PROBLEM REQUIREMENTS: Output all of the data below exactly as given.
* Begin DATA IN THIS EXERCISE *
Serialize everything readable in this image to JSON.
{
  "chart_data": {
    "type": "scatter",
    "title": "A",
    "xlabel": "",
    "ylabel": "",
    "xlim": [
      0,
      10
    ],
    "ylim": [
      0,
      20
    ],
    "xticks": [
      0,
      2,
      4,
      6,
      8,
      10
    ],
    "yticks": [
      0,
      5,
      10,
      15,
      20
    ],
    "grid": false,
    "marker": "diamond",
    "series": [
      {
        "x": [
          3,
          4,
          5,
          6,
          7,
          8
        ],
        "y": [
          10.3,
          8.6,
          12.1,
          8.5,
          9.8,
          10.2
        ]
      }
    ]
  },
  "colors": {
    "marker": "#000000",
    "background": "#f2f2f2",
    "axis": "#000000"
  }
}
* End DATA IN THIS EXERCISE *
EXERCISE RESULT:
Serialize everything readable in this image to JSON.
{
  "chart_data": {
    "type": "scatter",
    "title": "A",
    "xlabel": "",
    "ylabel": "",
    "xlim": [
      0,
      10
    ],
    "ylim": [
      0,
      20
    ],
    "xticks": [
      0,
      2,
      4,
      6,
      8,
      10
    ],
    "yticks": [
      0,
      5,
      10,
      15,
      20
    ],
    "grid": false,
    "marker": "diamond",
    "series": [
      {
        "x": [
          3,
          4,
          5,
          6,
          7,
          8
        ],
        "y": [
          10.3,
          8.6,
          12.1,
          8.5,
          9.8,
          10.2
        ]
      }
    ]
  },
  "colors": {
    "marker": "#000000",
    "background": "#f2f2f2",
    "axis": "#000000"
  }
}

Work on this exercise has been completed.